Nei miei quarant’anni di clinica ho incontrato molte donne che si sono trovate ad affrontare un’esperienza tanto drammatica. Mai nessuna ne ho vista che, di fronte alla domanda su quale decisione prendere, si ponesse con leggerezza e superficialità. Sempre la ricerca di una risposta alla domanda “Cosa fare?” era accompagnata da dolore e angoscia. Disorientamento e confusione. Sentimenti pesanti per il cuore di una persona. Sentimenti che a volte non riescono neppure a trovare le lacrime per uscire e permettersi un momento di respiro.
Anche il confessionale, che pure frequento da oltre quarant’anni con la responsabilità di dire parole che solo un Dio può permettersi – “Io ti assolvo…” – mi ha messo più volte davanti al dolore e al carico di un’esperienza tanto pesante.

Materiale estratto

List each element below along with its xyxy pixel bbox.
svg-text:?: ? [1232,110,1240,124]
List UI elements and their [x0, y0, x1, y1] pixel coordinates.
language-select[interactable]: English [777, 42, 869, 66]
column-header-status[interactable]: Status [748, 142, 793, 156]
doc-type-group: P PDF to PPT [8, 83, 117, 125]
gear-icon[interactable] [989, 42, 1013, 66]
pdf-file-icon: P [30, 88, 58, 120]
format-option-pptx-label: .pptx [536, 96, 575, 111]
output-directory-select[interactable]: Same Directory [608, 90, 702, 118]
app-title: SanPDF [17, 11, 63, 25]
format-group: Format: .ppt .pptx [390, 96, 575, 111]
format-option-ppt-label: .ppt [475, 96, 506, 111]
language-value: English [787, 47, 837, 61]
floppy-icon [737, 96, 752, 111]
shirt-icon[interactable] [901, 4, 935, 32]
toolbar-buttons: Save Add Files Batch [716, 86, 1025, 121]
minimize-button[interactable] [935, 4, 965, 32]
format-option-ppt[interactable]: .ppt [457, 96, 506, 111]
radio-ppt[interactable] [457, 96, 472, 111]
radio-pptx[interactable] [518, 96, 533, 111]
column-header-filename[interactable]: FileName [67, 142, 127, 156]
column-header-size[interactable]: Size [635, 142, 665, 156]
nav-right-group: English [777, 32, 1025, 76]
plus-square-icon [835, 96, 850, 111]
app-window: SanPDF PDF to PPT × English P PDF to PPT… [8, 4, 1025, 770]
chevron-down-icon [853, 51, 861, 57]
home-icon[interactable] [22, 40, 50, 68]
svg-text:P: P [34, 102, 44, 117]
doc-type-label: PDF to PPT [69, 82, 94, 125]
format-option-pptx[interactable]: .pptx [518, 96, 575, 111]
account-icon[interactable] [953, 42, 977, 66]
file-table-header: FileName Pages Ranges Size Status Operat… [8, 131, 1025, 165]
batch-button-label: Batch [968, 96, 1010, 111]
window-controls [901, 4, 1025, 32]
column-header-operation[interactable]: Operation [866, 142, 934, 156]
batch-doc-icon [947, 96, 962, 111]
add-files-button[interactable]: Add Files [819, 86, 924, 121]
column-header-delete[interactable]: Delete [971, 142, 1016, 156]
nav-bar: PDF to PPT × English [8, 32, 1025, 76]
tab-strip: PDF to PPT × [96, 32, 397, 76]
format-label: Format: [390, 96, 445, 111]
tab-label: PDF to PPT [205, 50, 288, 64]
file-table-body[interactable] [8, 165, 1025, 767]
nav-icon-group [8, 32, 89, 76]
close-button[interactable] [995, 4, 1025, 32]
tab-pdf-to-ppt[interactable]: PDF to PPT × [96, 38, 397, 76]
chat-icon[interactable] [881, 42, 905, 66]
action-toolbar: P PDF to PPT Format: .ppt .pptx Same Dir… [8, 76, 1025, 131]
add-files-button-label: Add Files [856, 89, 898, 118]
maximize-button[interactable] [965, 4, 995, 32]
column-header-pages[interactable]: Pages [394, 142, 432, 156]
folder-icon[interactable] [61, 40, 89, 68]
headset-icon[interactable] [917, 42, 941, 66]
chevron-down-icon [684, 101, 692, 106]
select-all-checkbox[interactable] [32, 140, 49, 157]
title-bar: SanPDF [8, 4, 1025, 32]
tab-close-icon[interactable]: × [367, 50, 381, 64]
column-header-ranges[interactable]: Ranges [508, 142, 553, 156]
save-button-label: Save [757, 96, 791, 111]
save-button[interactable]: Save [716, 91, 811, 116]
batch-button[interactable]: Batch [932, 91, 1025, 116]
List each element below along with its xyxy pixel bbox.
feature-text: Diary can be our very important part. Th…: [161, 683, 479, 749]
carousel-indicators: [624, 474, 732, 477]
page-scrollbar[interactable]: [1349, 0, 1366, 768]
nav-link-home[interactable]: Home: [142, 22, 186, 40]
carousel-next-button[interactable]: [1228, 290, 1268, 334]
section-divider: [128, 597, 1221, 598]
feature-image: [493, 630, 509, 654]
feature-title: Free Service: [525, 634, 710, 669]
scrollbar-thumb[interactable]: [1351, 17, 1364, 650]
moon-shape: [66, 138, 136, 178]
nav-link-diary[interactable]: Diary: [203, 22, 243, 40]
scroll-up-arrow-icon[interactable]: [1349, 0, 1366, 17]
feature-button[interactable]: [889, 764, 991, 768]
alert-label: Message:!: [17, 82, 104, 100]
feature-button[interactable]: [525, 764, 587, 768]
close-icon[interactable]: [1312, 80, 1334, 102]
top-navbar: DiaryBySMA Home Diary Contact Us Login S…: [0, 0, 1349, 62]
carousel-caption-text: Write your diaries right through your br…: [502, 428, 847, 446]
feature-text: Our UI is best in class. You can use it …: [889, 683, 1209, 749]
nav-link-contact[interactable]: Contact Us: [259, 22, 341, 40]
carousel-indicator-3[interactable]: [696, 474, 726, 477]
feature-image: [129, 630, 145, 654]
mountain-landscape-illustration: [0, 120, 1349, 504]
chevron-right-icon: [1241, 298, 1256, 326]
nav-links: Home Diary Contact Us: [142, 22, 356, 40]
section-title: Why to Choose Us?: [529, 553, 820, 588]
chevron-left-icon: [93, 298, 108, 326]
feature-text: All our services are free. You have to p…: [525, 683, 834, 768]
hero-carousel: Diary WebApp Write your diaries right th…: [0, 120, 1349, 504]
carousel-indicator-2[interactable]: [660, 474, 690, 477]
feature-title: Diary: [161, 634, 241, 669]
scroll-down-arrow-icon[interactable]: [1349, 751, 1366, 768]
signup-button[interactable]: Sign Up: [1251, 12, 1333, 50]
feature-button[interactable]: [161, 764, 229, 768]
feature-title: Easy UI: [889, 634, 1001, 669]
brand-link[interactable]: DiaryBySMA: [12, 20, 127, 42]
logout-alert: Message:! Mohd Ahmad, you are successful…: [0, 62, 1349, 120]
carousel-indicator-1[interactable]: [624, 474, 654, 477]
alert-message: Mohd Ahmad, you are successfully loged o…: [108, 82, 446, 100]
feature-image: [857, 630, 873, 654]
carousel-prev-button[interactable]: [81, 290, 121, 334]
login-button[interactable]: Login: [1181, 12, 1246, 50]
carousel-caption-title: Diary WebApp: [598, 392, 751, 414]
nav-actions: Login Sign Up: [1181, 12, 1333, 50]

Elenco delle attività
1. Riscrivi in forma più breve il paragrafo del testo di lettura che comincia con "Nei miei quarant’anni di clinica". Conserva i fatti principali.
2. Rispondi alle domande seguenti basandoti sul testo di lettura.
(a) Da quanto tempo viene frequentato il confessionale?
(b) Quale domanda era sempre accompagnata da dolore e angoscia?
(c) Quali parole, secondo il testo, solo un Dio può permettersi?
3. Estrai dal testo di lettura il passo che va da "Nei miei quarant’anni" a "un’esperienza tanto pesante.".

Soluzioni delle attività
1. In quarant’anni di clinica ho incontrato molte donne alle prese con un’esperienza drammatica. Nessuna ha mai affrontato con leggerezza la decisione da prendere. La ricerca di una risposta alla domanda “Cosa fare?” era sempre segnata da dolore, angoscia, disorientamento e confusione. Erano sentimenti così pesanti che a volte non trovavano sfogo neppure nelle lacrime.

2.
(a) Da oltre quarant’anni.
(b) La domanda “Cosa fare?”.
(c) Le parole “Io ti assolvo…”.

3.
Nei miei quarant’anni di clinica ho incontrato molte donne che si sono trovate ad affrontare un’esperienza tanto drammatica. Mai nessuna ne ho vista che, di fronte alla domanda su quale decisione prendere, si ponesse con leggerezza e superficialità. Sempre la ricerca di una risposta alla domanda “Cosa fare?” era accompagnata da dolore e angoscia. Disorientamento e confusione. Sentimenti pesanti per il cuore di una persona. Sentimenti che a volte non riescono neppure a trovare le lacrime per uscire e permettersi un momento di respiro.
Anche il confessionale, che pure frequento da oltre quarant’anni con la responsabilità di dire parole che solo un Dio può permettersi – “Io ti assolvo…” – mi ha messo più volte davanti al dolore e al carico di un’esperienza tanto pesante.